*What the task asks*.
Look for the word "Jorissen" in the entries below, then copy every line that has it.

*Given information*.
☆ ☆ ☆ ☆ ☆
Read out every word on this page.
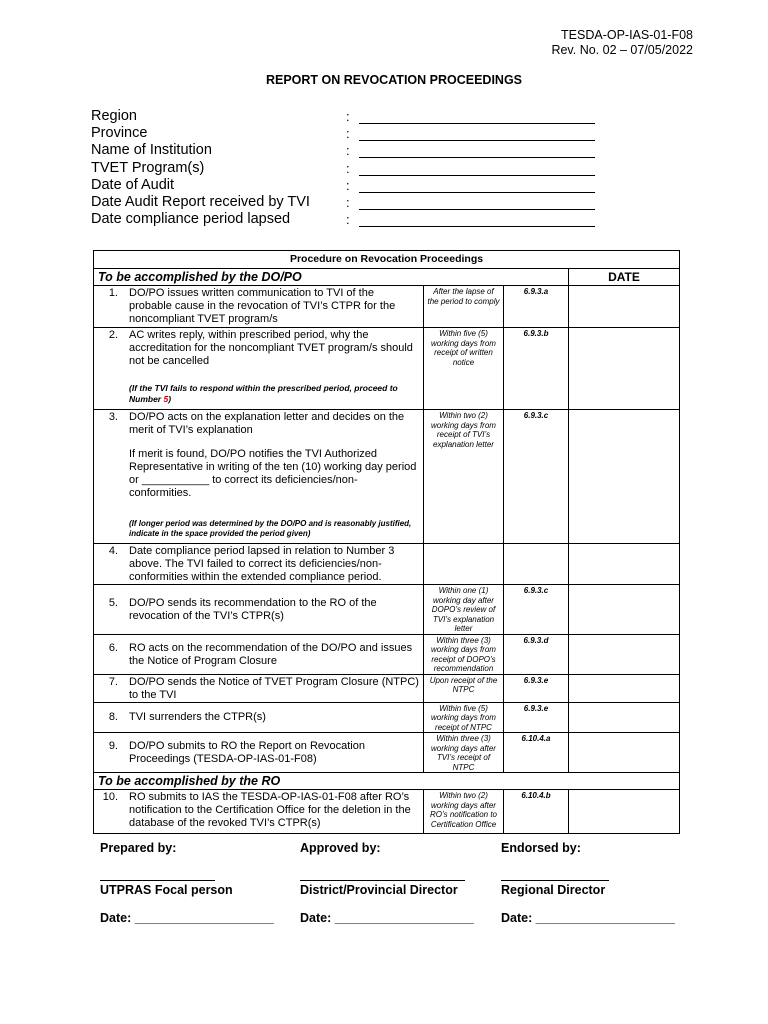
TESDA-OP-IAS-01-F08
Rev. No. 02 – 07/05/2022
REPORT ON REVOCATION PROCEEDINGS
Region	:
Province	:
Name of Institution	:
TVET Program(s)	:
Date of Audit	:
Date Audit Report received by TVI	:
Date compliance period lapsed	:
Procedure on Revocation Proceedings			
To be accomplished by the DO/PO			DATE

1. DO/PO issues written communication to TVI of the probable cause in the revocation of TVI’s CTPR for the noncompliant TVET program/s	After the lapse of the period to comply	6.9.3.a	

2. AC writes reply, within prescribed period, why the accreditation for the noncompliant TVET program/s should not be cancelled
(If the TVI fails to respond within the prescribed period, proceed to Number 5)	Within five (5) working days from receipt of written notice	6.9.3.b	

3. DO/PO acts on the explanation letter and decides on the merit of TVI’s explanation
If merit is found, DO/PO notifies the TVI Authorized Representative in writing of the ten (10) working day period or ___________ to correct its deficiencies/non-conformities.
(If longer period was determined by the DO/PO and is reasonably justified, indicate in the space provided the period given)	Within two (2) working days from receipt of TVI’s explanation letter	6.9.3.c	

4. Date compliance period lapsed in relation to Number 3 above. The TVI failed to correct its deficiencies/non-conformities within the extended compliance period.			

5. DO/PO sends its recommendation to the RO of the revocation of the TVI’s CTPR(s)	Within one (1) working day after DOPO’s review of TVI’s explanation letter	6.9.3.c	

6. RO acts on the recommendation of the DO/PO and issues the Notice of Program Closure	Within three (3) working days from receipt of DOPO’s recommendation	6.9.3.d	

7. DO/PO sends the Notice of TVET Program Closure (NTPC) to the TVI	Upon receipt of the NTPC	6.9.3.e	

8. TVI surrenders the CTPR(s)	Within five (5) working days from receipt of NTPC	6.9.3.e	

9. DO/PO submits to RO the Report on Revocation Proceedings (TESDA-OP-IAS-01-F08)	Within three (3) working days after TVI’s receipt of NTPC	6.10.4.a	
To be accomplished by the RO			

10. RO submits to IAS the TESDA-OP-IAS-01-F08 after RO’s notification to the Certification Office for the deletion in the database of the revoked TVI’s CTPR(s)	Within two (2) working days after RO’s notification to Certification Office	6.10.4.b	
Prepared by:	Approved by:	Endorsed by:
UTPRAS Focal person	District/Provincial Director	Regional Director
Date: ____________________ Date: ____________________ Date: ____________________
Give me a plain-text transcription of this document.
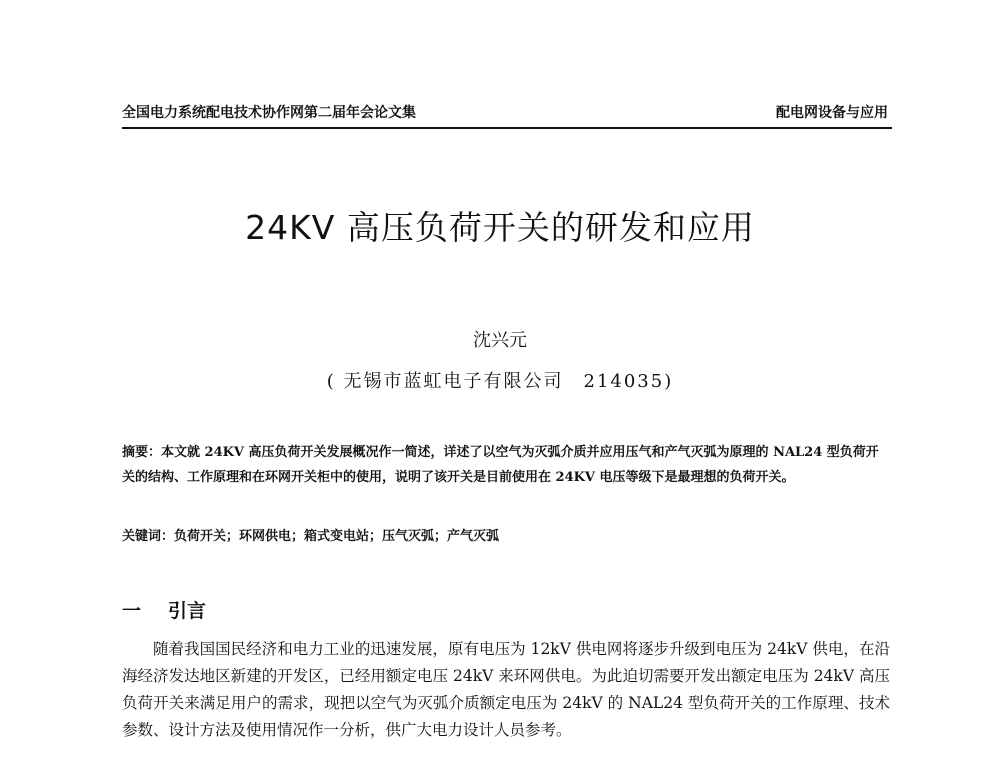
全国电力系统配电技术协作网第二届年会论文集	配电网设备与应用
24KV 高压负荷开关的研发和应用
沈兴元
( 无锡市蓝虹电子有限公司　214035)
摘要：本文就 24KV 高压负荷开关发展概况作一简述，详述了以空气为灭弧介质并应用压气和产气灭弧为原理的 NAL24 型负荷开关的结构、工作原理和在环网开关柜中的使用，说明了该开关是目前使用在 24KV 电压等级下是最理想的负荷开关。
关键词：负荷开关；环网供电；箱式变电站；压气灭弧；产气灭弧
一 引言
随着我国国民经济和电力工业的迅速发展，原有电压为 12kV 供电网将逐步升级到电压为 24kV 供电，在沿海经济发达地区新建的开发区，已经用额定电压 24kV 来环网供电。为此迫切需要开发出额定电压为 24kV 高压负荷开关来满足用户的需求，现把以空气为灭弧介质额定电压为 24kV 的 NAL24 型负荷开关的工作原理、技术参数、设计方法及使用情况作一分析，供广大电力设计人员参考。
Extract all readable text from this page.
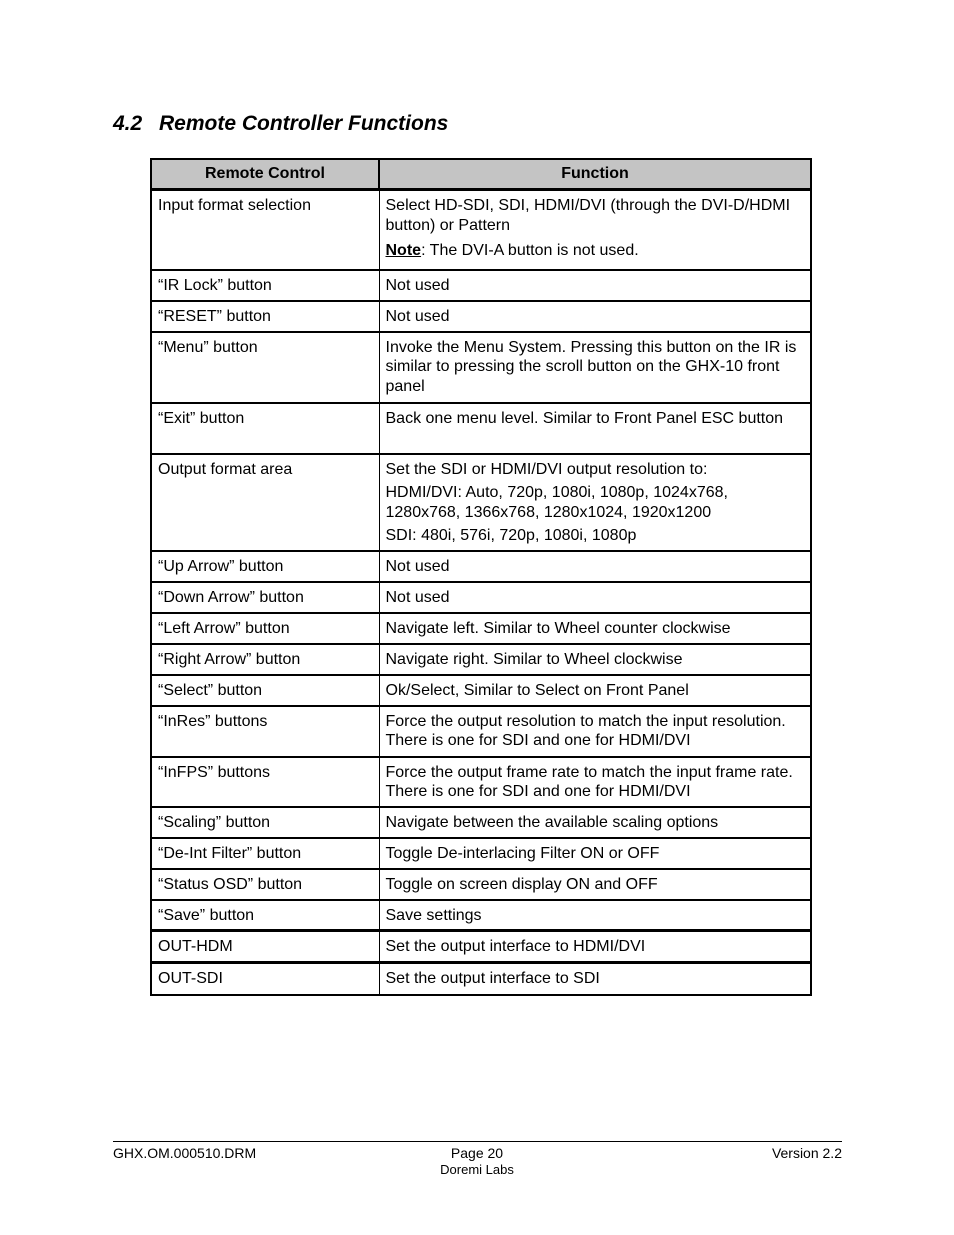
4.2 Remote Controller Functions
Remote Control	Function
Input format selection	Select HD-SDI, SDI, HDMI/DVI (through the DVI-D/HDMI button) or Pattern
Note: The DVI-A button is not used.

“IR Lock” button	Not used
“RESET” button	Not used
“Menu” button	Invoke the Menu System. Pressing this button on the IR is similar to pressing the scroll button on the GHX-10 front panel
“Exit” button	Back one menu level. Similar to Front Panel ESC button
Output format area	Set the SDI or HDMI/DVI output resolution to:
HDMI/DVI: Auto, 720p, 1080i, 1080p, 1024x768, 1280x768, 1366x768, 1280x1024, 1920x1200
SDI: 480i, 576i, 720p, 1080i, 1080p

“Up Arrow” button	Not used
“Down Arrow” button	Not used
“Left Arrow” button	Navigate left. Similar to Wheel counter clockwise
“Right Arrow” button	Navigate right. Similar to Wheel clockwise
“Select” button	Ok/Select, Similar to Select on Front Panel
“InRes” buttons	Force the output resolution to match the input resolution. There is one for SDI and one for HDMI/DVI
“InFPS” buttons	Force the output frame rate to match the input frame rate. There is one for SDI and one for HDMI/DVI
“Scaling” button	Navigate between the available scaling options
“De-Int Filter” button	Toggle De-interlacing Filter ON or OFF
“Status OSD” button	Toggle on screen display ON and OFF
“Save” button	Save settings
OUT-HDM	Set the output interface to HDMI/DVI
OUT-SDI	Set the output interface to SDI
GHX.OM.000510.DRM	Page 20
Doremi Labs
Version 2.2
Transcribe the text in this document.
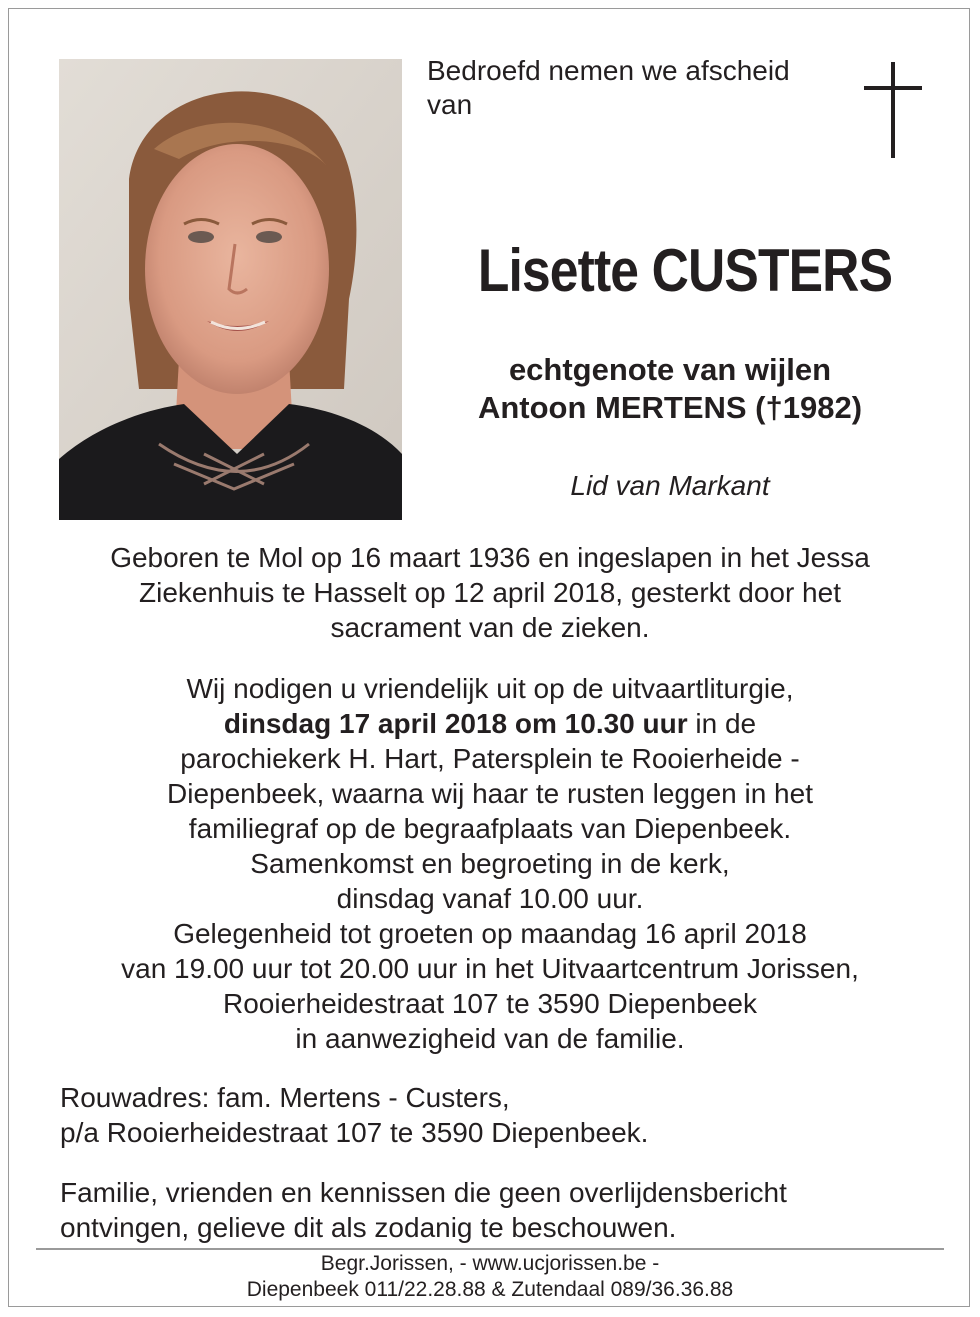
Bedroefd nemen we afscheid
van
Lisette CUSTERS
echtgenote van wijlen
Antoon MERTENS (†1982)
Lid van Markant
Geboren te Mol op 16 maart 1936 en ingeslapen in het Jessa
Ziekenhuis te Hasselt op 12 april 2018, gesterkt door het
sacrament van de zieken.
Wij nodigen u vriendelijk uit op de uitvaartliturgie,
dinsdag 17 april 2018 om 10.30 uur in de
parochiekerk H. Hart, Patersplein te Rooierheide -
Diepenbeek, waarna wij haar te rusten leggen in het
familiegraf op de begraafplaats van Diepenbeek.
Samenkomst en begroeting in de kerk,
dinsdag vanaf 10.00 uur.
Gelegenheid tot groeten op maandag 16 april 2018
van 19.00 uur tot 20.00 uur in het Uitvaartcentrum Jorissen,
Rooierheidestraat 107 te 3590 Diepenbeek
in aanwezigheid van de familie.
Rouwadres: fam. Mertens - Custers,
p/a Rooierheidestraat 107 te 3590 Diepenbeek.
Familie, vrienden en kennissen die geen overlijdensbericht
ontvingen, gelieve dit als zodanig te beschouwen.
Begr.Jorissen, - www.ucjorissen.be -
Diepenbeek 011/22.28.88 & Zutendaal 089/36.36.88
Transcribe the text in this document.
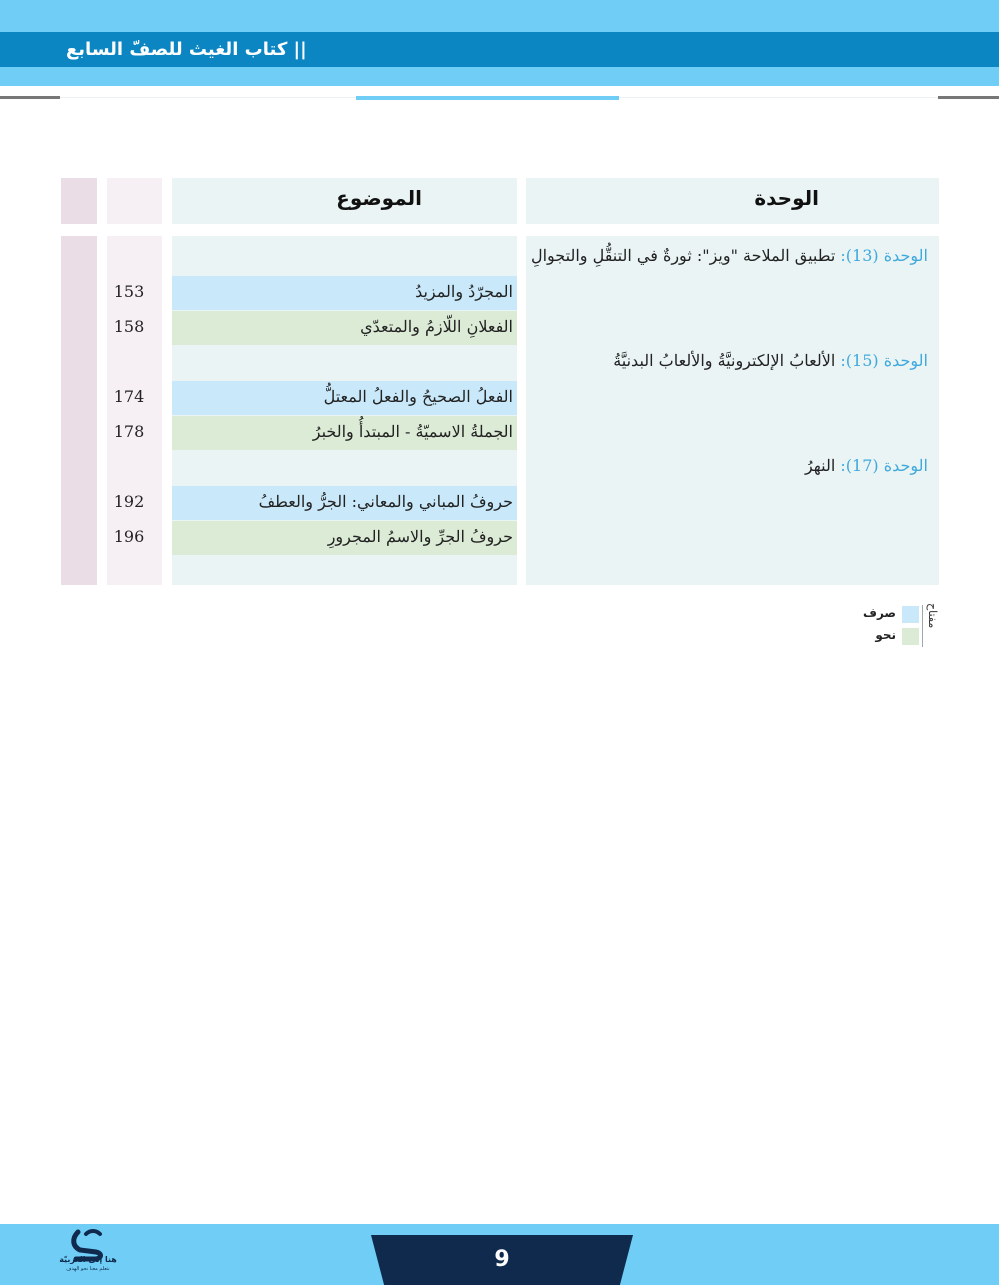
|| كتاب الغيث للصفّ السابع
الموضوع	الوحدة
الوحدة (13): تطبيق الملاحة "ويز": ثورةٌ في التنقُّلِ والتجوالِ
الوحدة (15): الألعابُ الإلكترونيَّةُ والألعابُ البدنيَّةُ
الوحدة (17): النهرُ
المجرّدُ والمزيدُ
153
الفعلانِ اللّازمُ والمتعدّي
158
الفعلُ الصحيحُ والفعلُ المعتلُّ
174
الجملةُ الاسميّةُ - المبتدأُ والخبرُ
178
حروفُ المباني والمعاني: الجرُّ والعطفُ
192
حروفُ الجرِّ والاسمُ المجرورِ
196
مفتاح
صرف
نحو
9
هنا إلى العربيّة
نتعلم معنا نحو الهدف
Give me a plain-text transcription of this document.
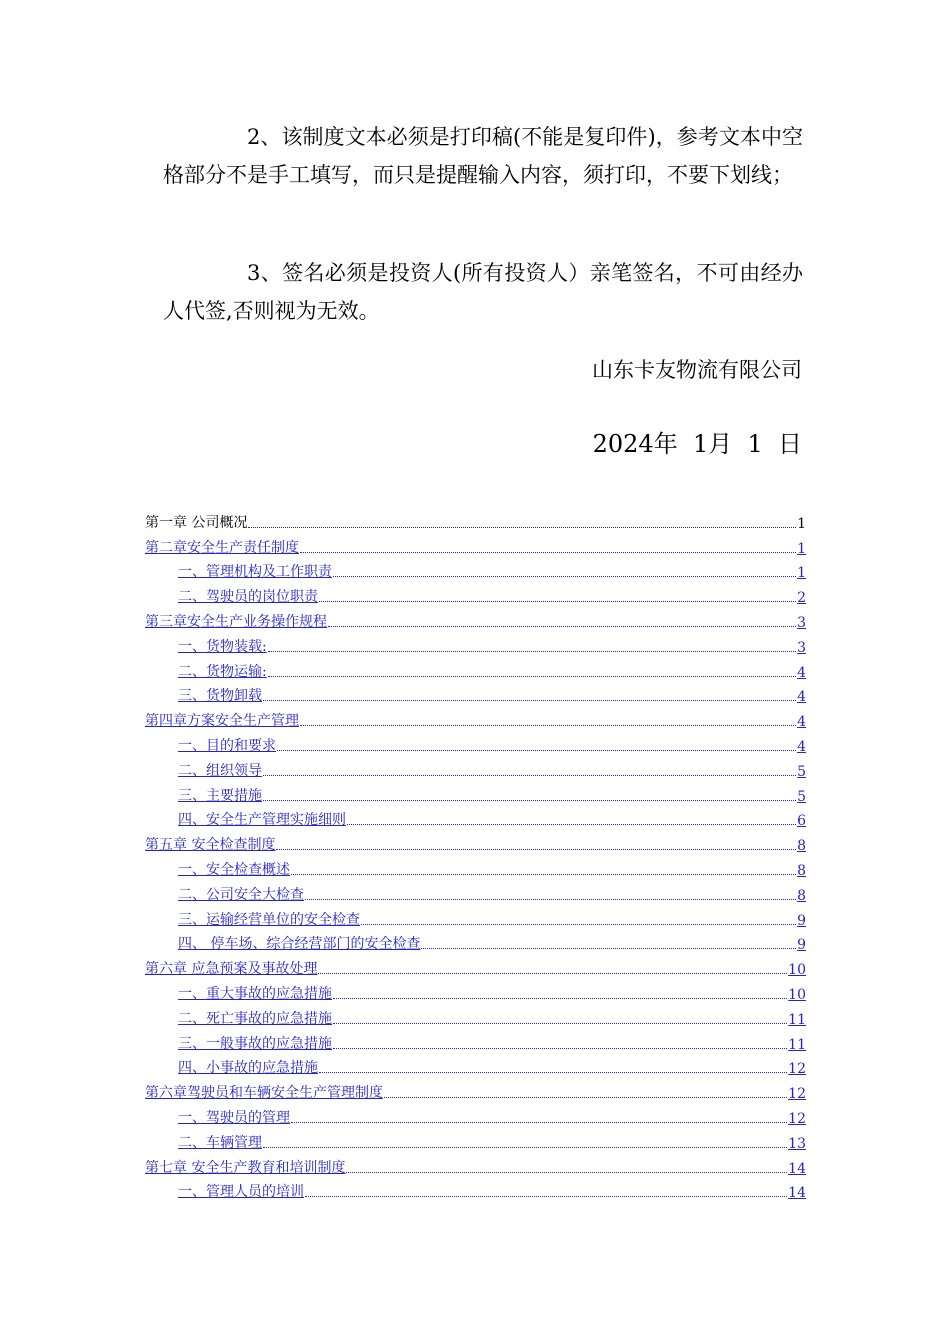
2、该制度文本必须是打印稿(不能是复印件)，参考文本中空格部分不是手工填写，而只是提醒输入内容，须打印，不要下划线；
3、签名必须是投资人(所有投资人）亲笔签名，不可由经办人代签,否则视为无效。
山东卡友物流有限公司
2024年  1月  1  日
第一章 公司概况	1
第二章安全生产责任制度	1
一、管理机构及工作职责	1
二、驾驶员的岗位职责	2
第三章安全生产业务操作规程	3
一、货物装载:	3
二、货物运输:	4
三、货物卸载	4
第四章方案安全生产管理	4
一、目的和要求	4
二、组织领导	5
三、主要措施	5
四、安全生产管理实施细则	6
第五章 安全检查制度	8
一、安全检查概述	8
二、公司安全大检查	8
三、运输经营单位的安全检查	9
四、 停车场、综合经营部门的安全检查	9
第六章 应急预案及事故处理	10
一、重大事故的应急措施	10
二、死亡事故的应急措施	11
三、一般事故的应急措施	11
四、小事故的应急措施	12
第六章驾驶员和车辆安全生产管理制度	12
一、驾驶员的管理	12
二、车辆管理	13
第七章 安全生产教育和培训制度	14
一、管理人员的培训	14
☆ ☆ ☆ ☆ ☆
*Answer to this task*.
van 19.00 uur tot 20.00 uur in het Uitvaartcentrum Jorissen,
Begr.Jorissen, - www.ucjorissen.be -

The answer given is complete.